• The problem:
Reproduce every row below line for line, without changing a character. Leave the pictures out of your copy.

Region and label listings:
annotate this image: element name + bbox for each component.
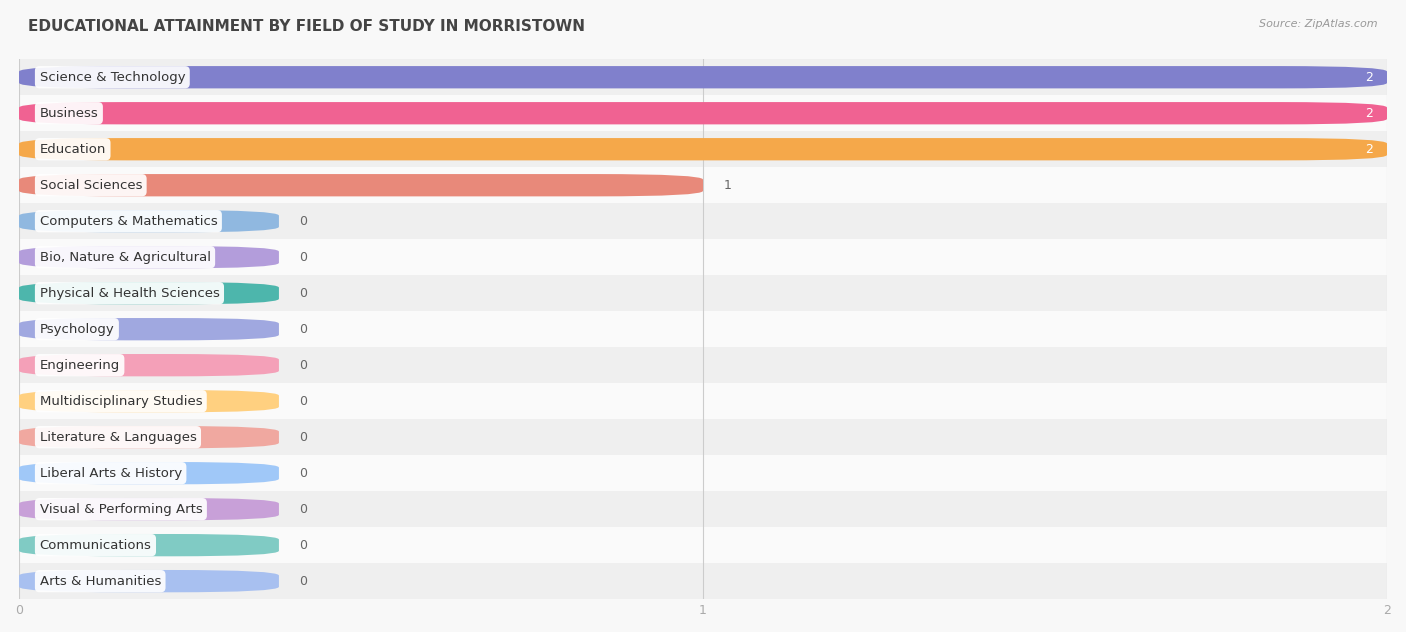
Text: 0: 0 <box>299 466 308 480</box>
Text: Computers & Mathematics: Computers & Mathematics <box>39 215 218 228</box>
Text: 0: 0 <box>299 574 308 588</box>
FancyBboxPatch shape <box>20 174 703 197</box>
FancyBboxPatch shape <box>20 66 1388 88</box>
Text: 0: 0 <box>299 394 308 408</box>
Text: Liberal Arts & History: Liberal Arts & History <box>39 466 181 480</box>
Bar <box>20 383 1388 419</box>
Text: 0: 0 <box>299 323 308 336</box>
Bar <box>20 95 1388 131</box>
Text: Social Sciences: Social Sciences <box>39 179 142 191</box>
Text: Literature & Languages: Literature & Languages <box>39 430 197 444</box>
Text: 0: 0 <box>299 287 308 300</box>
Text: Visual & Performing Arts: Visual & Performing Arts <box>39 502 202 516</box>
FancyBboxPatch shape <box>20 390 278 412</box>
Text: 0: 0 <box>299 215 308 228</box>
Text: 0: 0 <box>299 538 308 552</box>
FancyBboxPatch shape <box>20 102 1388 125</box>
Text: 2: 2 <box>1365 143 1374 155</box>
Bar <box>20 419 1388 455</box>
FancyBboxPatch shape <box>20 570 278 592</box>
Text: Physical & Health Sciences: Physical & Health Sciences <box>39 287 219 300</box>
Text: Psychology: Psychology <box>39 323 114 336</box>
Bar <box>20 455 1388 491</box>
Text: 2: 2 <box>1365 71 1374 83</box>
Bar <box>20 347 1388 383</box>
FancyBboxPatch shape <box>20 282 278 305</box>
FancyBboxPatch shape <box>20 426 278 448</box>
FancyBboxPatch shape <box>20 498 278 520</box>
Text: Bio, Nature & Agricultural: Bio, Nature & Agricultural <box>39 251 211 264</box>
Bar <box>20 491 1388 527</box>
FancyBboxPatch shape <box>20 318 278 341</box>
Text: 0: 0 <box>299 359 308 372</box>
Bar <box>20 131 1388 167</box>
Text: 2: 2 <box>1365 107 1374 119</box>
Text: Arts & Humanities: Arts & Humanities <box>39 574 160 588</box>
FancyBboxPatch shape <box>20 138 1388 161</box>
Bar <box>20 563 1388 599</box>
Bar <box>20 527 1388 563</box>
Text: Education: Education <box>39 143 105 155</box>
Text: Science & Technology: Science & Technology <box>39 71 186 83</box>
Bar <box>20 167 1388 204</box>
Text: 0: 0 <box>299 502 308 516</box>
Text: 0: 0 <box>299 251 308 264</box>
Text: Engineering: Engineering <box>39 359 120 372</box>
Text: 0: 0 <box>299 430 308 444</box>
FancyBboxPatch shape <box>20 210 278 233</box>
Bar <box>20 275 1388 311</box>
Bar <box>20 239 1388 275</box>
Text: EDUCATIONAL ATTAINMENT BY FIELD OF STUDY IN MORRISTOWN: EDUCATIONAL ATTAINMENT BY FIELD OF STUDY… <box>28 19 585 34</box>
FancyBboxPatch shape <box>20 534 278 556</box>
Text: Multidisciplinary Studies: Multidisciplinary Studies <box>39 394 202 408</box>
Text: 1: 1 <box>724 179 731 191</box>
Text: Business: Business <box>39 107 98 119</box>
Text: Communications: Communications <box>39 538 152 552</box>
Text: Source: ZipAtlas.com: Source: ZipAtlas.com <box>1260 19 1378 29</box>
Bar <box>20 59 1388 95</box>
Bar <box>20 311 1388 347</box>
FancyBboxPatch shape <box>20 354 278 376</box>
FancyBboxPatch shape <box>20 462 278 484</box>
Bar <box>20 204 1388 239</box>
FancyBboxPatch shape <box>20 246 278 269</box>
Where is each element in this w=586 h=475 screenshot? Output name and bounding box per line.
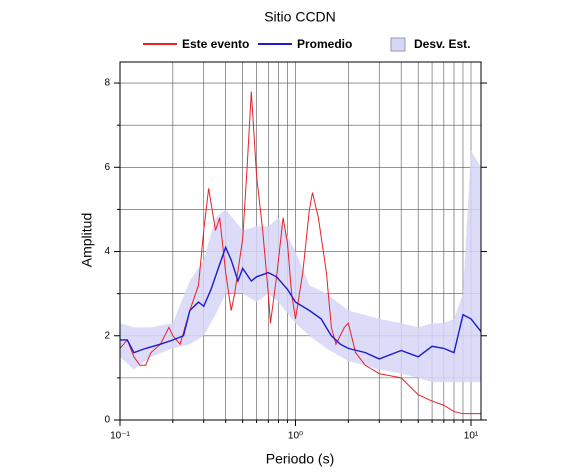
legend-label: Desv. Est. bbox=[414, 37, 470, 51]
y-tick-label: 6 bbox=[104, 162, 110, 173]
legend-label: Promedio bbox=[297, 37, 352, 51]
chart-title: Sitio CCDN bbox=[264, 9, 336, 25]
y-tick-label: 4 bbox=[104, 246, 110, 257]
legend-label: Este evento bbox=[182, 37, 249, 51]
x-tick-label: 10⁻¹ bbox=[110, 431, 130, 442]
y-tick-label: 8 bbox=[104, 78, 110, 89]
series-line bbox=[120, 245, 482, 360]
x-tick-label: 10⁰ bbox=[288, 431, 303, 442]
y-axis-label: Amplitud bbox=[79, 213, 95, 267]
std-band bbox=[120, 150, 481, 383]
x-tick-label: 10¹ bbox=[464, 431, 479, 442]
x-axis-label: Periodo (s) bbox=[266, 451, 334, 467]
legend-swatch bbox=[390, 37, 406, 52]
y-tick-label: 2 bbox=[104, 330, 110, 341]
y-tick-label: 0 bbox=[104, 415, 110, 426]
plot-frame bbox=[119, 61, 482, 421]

• Solution below:
annotate this image: element name + bbox for each component.
Text: 0: 0 <box>299 466 308 480</box>
Text: Computers & Mathematics: Computers & Mathematics <box>39 215 218 228</box>
Text: 0: 0 <box>299 574 308 588</box>
FancyBboxPatch shape <box>20 174 703 197</box>
FancyBboxPatch shape <box>20 66 1388 88</box>
Text: 0: 0 <box>299 394 308 408</box>
Text: Liberal Arts & History: Liberal Arts & History <box>39 466 181 480</box>
Bar <box>20 383 1388 419</box>
Text: 0: 0 <box>299 323 308 336</box>
Bar <box>20 95 1388 131</box>
Text: Social Sciences: Social Sciences <box>39 179 142 191</box>
Text: Literature & Languages: Literature & Languages <box>39 430 197 444</box>
Text: 0: 0 <box>299 287 308 300</box>
Text: Visual & Performing Arts: Visual & Performing Arts <box>39 502 202 516</box>
FancyBboxPatch shape <box>20 390 278 412</box>
Text: 0: 0 <box>299 215 308 228</box>
Text: 0: 0 <box>299 538 308 552</box>
FancyBboxPatch shape <box>20 102 1388 125</box>
Text: 2: 2 <box>1365 143 1374 155</box>
Bar <box>20 419 1388 455</box>
FancyBboxPatch shape <box>20 570 278 592</box>
Text: Physical & Health Sciences: Physical & Health Sciences <box>39 287 219 300</box>
Text: Psychology: Psychology <box>39 323 114 336</box>
Bar <box>20 455 1388 491</box>
Text: 2: 2 <box>1365 71 1374 83</box>
Bar <box>20 347 1388 383</box>
FancyBboxPatch shape <box>20 282 278 305</box>
FancyBboxPatch shape <box>20 426 278 448</box>
FancyBboxPatch shape <box>20 498 278 520</box>
Text: Bio, Nature & Agricultural: Bio, Nature & Agricultural <box>39 251 211 264</box>
Bar <box>20 491 1388 527</box>
FancyBboxPatch shape <box>20 318 278 341</box>
Text: 0: 0 <box>299 359 308 372</box>
Bar <box>20 131 1388 167</box>
Text: 2: 2 <box>1365 107 1374 119</box>
Text: Arts & Humanities: Arts & Humanities <box>39 574 160 588</box>
FancyBboxPatch shape <box>20 138 1388 161</box>
Bar <box>20 563 1388 599</box>
Bar <box>20 527 1388 563</box>
Text: Education: Education <box>39 143 105 155</box>
Text: Science & Technology: Science & Technology <box>39 71 186 83</box>
Bar <box>20 167 1388 204</box>
Text: 0: 0 <box>299 502 308 516</box>
Text: 0: 0 <box>299 251 308 264</box>
Text: Engineering: Engineering <box>39 359 120 372</box>
Text: 0: 0 <box>299 430 308 444</box>
FancyBboxPatch shape <box>20 210 278 233</box>
Bar <box>20 275 1388 311</box>
Bar <box>20 239 1388 275</box>
Text: EDUCATIONAL ATTAINMENT BY FIELD OF STUDY IN MORRISTOWN: EDUCATIONAL ATTAINMENT BY FIELD OF STUDY… <box>28 19 585 34</box>
FancyBboxPatch shape <box>20 534 278 556</box>
Text: Multidisciplinary Studies: Multidisciplinary Studies <box>39 394 202 408</box>
Text: 1: 1 <box>724 179 731 191</box>
Text: Business: Business <box>39 107 98 119</box>
Text: Communications: Communications <box>39 538 152 552</box>
Text: Source: ZipAtlas.com: Source: ZipAtlas.com <box>1260 19 1378 29</box>
Bar <box>20 59 1388 95</box>
Bar <box>20 311 1388 347</box>
FancyBboxPatch shape <box>20 354 278 376</box>
FancyBboxPatch shape <box>20 462 278 484</box>
Bar <box>20 204 1388 239</box>
FancyBboxPatch shape <box>20 246 278 269</box>
Where is each element in this w=586 h=475 screenshot? Output name and bounding box per line.
legend-label: Desv. Est. bbox=[414, 37, 470, 51]
y-tick-label: 6 bbox=[104, 162, 110, 173]
legend-label: Promedio bbox=[297, 37, 352, 51]
chart-title: Sitio CCDN bbox=[264, 9, 336, 25]
y-tick-label: 4 bbox=[104, 246, 110, 257]
legend-label: Este evento bbox=[182, 37, 249, 51]
x-tick-label: 10⁻¹ bbox=[110, 431, 130, 442]
y-tick-label: 8 bbox=[104, 78, 110, 89]
series-line bbox=[120, 245, 482, 360]
x-tick-label: 10⁰ bbox=[288, 431, 303, 442]
y-axis-label: Amplitud bbox=[79, 213, 95, 267]
std-band bbox=[120, 150, 481, 383]
x-tick-label: 10¹ bbox=[464, 431, 479, 442]
x-axis-label: Periodo (s) bbox=[266, 451, 334, 467]
legend-swatch bbox=[390, 37, 406, 52]
y-tick-label: 2 bbox=[104, 330, 110, 341]
y-tick-label: 0 bbox=[104, 415, 110, 426]
plot-frame bbox=[119, 61, 482, 421]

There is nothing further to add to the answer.